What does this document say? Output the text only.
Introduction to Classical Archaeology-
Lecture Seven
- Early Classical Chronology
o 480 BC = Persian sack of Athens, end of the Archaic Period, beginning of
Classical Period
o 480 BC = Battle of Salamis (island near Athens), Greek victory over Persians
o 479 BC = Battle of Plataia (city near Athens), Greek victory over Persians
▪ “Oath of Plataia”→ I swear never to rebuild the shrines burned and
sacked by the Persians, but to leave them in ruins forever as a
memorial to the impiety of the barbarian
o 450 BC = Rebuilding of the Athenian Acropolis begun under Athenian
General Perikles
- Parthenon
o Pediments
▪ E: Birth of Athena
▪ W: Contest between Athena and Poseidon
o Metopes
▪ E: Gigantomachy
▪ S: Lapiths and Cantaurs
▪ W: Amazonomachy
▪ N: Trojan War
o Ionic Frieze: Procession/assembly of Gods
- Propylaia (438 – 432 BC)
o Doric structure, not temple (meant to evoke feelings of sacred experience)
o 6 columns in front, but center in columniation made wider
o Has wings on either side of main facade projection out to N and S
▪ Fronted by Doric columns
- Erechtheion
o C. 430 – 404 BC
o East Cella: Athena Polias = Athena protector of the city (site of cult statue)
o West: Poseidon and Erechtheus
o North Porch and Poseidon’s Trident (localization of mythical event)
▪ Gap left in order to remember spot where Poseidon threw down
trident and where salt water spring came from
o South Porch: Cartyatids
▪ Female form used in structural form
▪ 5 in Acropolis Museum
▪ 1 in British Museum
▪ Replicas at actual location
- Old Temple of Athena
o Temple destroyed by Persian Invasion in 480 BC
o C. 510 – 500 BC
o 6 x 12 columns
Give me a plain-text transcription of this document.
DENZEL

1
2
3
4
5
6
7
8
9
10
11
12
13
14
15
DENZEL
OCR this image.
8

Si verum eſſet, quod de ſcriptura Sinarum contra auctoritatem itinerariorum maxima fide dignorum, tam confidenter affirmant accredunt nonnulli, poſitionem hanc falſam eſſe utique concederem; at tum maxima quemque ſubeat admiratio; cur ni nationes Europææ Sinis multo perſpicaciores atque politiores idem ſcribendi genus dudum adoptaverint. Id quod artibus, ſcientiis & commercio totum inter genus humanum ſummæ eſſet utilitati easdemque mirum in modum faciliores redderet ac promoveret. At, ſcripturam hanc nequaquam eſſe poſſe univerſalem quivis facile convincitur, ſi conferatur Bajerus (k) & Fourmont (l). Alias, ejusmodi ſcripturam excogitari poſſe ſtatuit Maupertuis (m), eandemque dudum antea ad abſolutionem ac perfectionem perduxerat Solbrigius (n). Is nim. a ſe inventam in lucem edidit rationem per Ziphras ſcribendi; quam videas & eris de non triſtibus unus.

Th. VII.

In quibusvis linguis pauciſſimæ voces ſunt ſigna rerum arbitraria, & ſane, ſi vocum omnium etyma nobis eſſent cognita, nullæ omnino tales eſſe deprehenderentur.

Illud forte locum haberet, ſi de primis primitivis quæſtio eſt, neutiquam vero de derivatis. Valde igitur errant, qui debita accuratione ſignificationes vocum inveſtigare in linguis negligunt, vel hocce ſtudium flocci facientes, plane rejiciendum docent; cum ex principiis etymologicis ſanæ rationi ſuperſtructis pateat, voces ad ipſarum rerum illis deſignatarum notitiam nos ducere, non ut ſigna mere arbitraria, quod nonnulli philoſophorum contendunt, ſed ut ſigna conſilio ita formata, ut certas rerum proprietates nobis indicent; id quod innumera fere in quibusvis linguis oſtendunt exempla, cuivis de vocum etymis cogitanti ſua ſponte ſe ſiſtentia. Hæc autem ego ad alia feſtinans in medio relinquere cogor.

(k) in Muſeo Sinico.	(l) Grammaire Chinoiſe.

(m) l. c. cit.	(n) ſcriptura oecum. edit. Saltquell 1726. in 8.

====================

# REQUIREMENTS
Repeat every record, keeping each word and mark exactly as it is.

# TASK ANSWER
What does this document say? Output the text only.
Introduction to Classical Archaeology-
Lecture Seven
- Early Classical Chronology
o 480 BC = Persian sack of Athens, end of the Archaic Period, beginning of
Classical Period
o 480 BC = Battle of Salamis (island near Athens), Greek victory over Persians
o 479 BC = Battle of Plataia (city near Athens), Greek victory over Persians
▪ “Oath of Plataia”→ I swear never to rebuild the shrines burned and
sacked by the Persians, but to leave them in ruins forever as a
memorial to the impiety of the barbarian
o 450 BC = Rebuilding of the Athenian Acropolis begun under Athenian
General Perikles
- Parthenon
o Pediments
▪ E: Birth of Athena
▪ W: Contest between Athena and Poseidon
o Metopes
▪ E: Gigantomachy
▪ S: Lapiths and Cantaurs
▪ W: Amazonomachy
▪ N: Trojan War
o Ionic Frieze: Procession/assembly of Gods
- Propylaia (438 – 432 BC)
o Doric structure, not temple (meant to evoke feelings of sacred experience)
o 6 columns in front, but center in columniation made wider
o Has wings on either side of main facade projection out to N and S
▪ Fronted by Doric columns
- Erechtheion
o C. 430 – 404 BC
o East Cella: Athena Polias = Athena protector of the city (site of cult statue)
o West: Poseidon and Erechtheus
o North Porch and Poseidon’s Trident (localization of mythical event)
▪ Gap left in order to remember spot where Poseidon threw down
trident and where salt water spring came from
o South Porch: Cartyatids
▪ Female form used in structural form
▪ 5 in Acropolis Museum
▪ 1 in British Museum
▪ Replicas at actual location
- Old Temple of Athena
o Temple destroyed by Persian Invasion in 480 BC
o C. 510 – 500 BC
o 6 x 12 columns
Give me a plain-text transcription of this document.
DENZEL

1
2
3
4
5
6
7
8
9
10
11
12
13
14
15
DENZEL
OCR this image.
8

Si verum eſſet, quod de ſcriptura Sinarum contra auctoritatem itinerariorum maxima fide dignorum, tam confidenter affirmant accredunt nonnulli, poſitionem hanc falſam eſſe utique concederem; at tum maxima quemque ſubeat admiratio; cur ni nationes Europææ Sinis multo perſpicaciores atque politiores idem ſcribendi genus dudum adoptaverint. Id quod artibus, ſcientiis & commercio totum inter genus humanum ſummæ eſſet utilitati easdemque mirum in modum faciliores redderet ac promoveret. At, ſcripturam hanc nequaquam eſſe poſſe univerſalem quivis facile convincitur, ſi conferatur Bajerus (k) & Fourmont (l). Alias, ejusmodi ſcripturam excogitari poſſe ſtatuit Maupertuis (m), eandemque dudum antea ad abſolutionem ac perfectionem perduxerat Solbrigius (n). Is nim. a ſe inventam in lucem edidit rationem per Ziphras ſcribendi; quam videas & eris de non triſtibus unus.

Th. VII.

In quibusvis linguis pauciſſimæ voces ſunt ſigna rerum arbitraria, & ſane, ſi vocum omnium etyma nobis eſſent cognita, nullæ omnino tales eſſe deprehenderentur.

Illud forte locum haberet, ſi de primis primitivis quæſtio eſt, neutiquam vero de derivatis. Valde igitur errant, qui debita accuratione ſignificationes vocum inveſtigare in linguis negligunt, vel hocce ſtudium flocci facientes, plane rejiciendum docent; cum ex principiis etymologicis ſanæ rationi ſuperſtructis pateat, voces ad ipſarum rerum illis deſignatarum notitiam nos ducere, non ut ſigna mere arbitraria, quod nonnulli philoſophorum contendunt, ſed ut ſigna conſilio ita formata, ut certas rerum proprietates nobis indicent; id quod innumera fere in quibusvis linguis oſtendunt exempla, cuivis de vocum etymis cogitanti ſua ſponte ſe ſiſtentia. Hæc autem ego ad alia feſtinans in medio relinquere cogor.

(k) in Muſeo Sinico.	(l) Grammaire Chinoiſe.

(m) l. c. cit.	(n) ſcriptura oecum. edit. Saltquell 1726. in 8.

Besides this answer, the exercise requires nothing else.